[Saved entries]
________________________________________
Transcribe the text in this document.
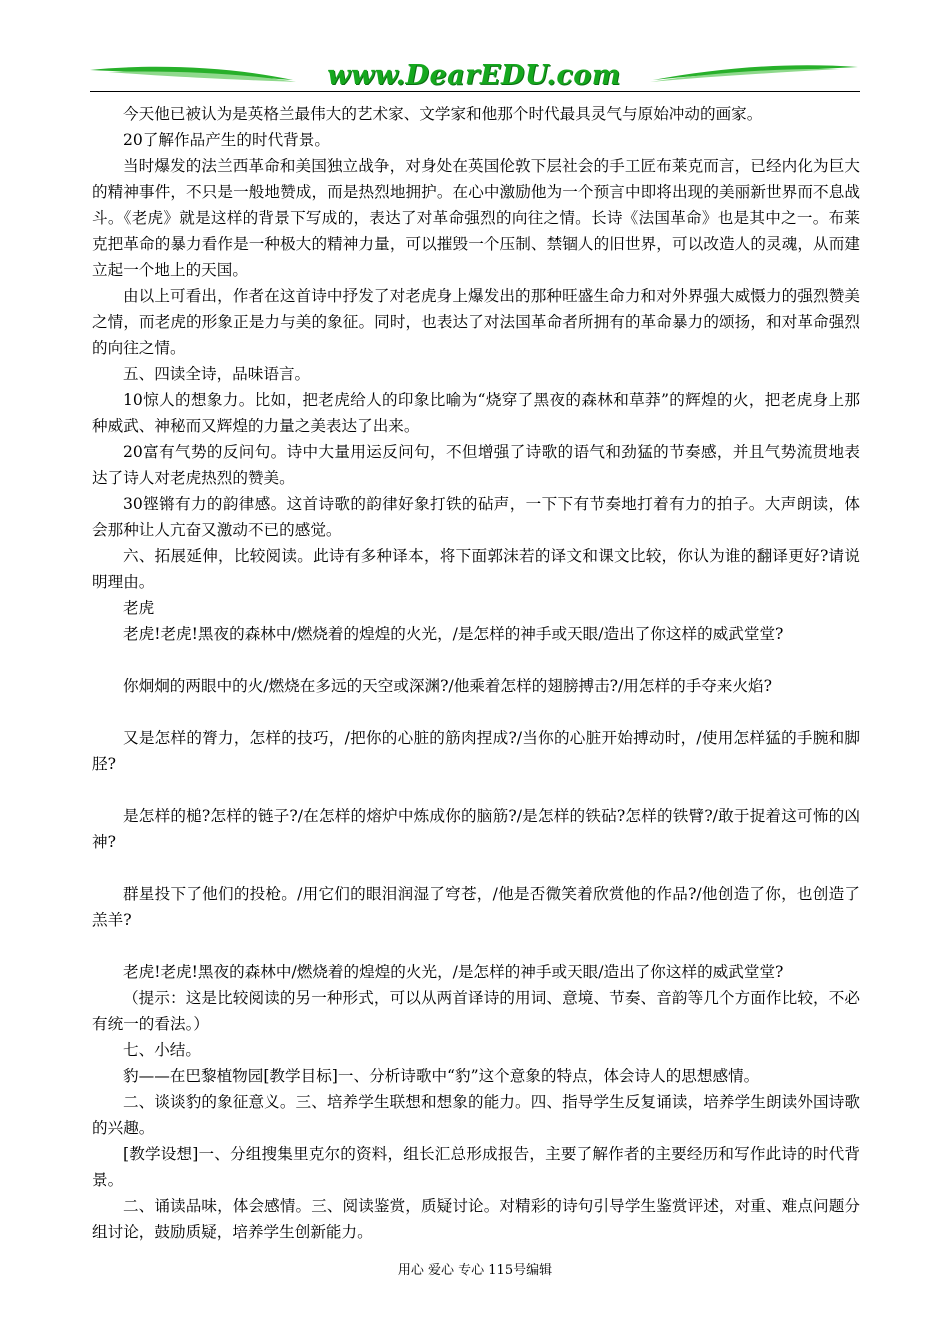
www.DearEDU.com

今天他已被认为是英格兰最伟大的艺术家、文学家和他那个时代最具灵气与原始冲动的画家。

20了解作品产生的时代背景。

当时爆发的法兰西革命和美国独立战争，对身处在英国伦敦下层社会的手工匠布莱克而言，已经内化为巨大的精神事件，不只是一般地赞成，而是热烈地拥护。在心中激励他为一个预言中即将出现的美丽新世界而不息战斗。《老虎》就是这样的背景下写成的，表达了对革命强烈的向往之情。长诗《法国革命》也是其中之一。布莱克把革命的暴力看作是一种极大的精神力量，可以摧毁一个压制、禁锢人的旧世界，可以改造人的灵魂，从而建立起一个地上的天国。

由以上可看出，作者在这首诗中抒发了对老虎身上爆发出的那种旺盛生命力和对外界强大威慑力的强烈赞美之情，而老虎的形象正是力与美的象征。同时，也表达了对法国革命者所拥有的革命暴力的颂扬，和对革命强烈的向往之情。

五、四读全诗，品味语言。

10惊人的想象力。比如，把老虎给人的印象比喻为“烧穿了黑夜的森林和草莽”的辉煌的火，把老虎身上那种威武、神秘而又辉煌的力量之美表达了出来。

20富有气势的反问句。诗中大量用运反问句，不但增强了诗歌的语气和劲猛的节奏感，并且气势流贯地表达了诗人对老虎热烈的赞美。

30铿锵有力的韵律感。这首诗歌的韵律好象打铁的砧声，一下下有节奏地打着有力的拍子。大声朗读，体会那种让人亢奋又激动不已的感觉。

六、拓展延伸，比较阅读。此诗有多种译本，将下面郭沫若的译文和课文比较，你认为谁的翻译更好?请说明理由。

老虎

老虎!老虎!黑夜的森林中/燃烧着的煌煌的火光，/是怎样的神手或天眼/造出了你这样的威武堂堂?

你炯炯的两眼中的火/燃烧在多远的天空或深渊?/他乘着怎样的翅膀搏击?/用怎样的手夺来火焰?

又是怎样的膂力，怎样的技巧，/把你的心脏的筋肉捏成?/当你的心脏开始搏动时，/使用怎样猛的手腕和脚胫?

是怎样的槌?怎样的链子?/在怎样的熔炉中炼成你的脑筋?/是怎样的铁砧?怎样的铁臂?/敢于捉着这可怖的凶神?

群星投下了他们的投枪。/用它们的眼泪润湿了穹苍，/他是否微笑着欣赏他的作品?/他创造了你，也创造了羔羊?

老虎!老虎!黑夜的森林中/燃烧着的煌煌的火光，/是怎样的神手或天眼/造出了你这样的威武堂堂?

（提示：这是比较阅读的另一种形式，可以从两首译诗的用词、意境、节奏、音韵等几个方面作比较，不必有统一的看法。）

七、小结。

豹——在巴黎植物园[教学目标]一、分析诗歌中“豹”这个意象的特点，体会诗人的思想感情。

二、谈谈豹的象征意义。三、培养学生联想和想象的能力。四、指导学生反复诵读，培养学生朗读外国诗歌的兴趣。

[教学设想]一、分组搜集里克尔的资料，组长汇总形成报告，主要了解作者的主要经历和写作此诗的时代背景。

二、诵读品味，体会感情。三、阅读鉴赏，质疑讨论。对精彩的诗句引导学生鉴赏评述，对重、难点问题分组讨论，鼓励质疑，培养学生创新能力。

用心 爱心 专心 115号编辑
________________________________________
Omit every image. Quote each record exactly.

Task answer
Transcribe the text in this document.
www.DearEDU.com

今天他已被认为是英格兰最伟大的艺术家、文学家和他那个时代最具灵气与原始冲动的画家。

20了解作品产生的时代背景。

当时爆发的法兰西革命和美国独立战争，对身处在英国伦敦下层社会的手工匠布莱克而言，已经内化为巨大的精神事件，不只是一般地赞成，而是热烈地拥护。在心中激励他为一个预言中即将出现的美丽新世界而不息战斗。《老虎》就是这样的背景下写成的，表达了对革命强烈的向往之情。长诗《法国革命》也是其中之一。布莱克把革命的暴力看作是一种极大的精神力量，可以摧毁一个压制、禁锢人的旧世界，可以改造人的灵魂，从而建立起一个地上的天国。

由以上可看出，作者在这首诗中抒发了对老虎身上爆发出的那种旺盛生命力和对外界强大威慑力的强烈赞美之情，而老虎的形象正是力与美的象征。同时，也表达了对法国革命者所拥有的革命暴力的颂扬，和对革命强烈的向往之情。

五、四读全诗，品味语言。

10惊人的想象力。比如，把老虎给人的印象比喻为“烧穿了黑夜的森林和草莽”的辉煌的火，把老虎身上那种威武、神秘而又辉煌的力量之美表达了出来。

20富有气势的反问句。诗中大量用运反问句，不但增强了诗歌的语气和劲猛的节奏感，并且气势流贯地表达了诗人对老虎热烈的赞美。

30铿锵有力的韵律感。这首诗歌的韵律好象打铁的砧声，一下下有节奏地打着有力的拍子。大声朗读，体会那种让人亢奋又激动不已的感觉。

六、拓展延伸，比较阅读。此诗有多种译本，将下面郭沫若的译文和课文比较，你认为谁的翻译更好?请说明理由。

老虎

老虎!老虎!黑夜的森林中/燃烧着的煌煌的火光，/是怎样的神手或天眼/造出了你这样的威武堂堂?

你炯炯的两眼中的火/燃烧在多远的天空或深渊?/他乘着怎样的翅膀搏击?/用怎样的手夺来火焰?

又是怎样的膂力，怎样的技巧，/把你的心脏的筋肉捏成?/当你的心脏开始搏动时，/使用怎样猛的手腕和脚胫?

是怎样的槌?怎样的链子?/在怎样的熔炉中炼成你的脑筋?/是怎样的铁砧?怎样的铁臂?/敢于捉着这可怖的凶神?

群星投下了他们的投枪。/用它们的眼泪润湿了穹苍，/他是否微笑着欣赏他的作品?/他创造了你，也创造了羔羊?

老虎!老虎!黑夜的森林中/燃烧着的煌煌的火光，/是怎样的神手或天眼/造出了你这样的威武堂堂?

（提示：这是比较阅读的另一种形式，可以从两首译诗的用词、意境、节奏、音韵等几个方面作比较，不必有统一的看法。）

七、小结。

豹——在巴黎植物园[教学目标]一、分析诗歌中“豹”这个意象的特点，体会诗人的思想感情。

二、谈谈豹的象征意义。三、培养学生联想和想象的能力。四、指导学生反复诵读，培养学生朗读外国诗歌的兴趣。

[教学设想]一、分组搜集里克尔的资料，组长汇总形成报告，主要了解作者的主要经历和写作此诗的时代背景。

二、诵读品味，体会感情。三、阅读鉴赏，质疑讨论。对精彩的诗句引导学生鉴赏评述，对重、难点问题分组讨论，鼓励质疑，培养学生创新能力。

用心 爱心 专心 115号编辑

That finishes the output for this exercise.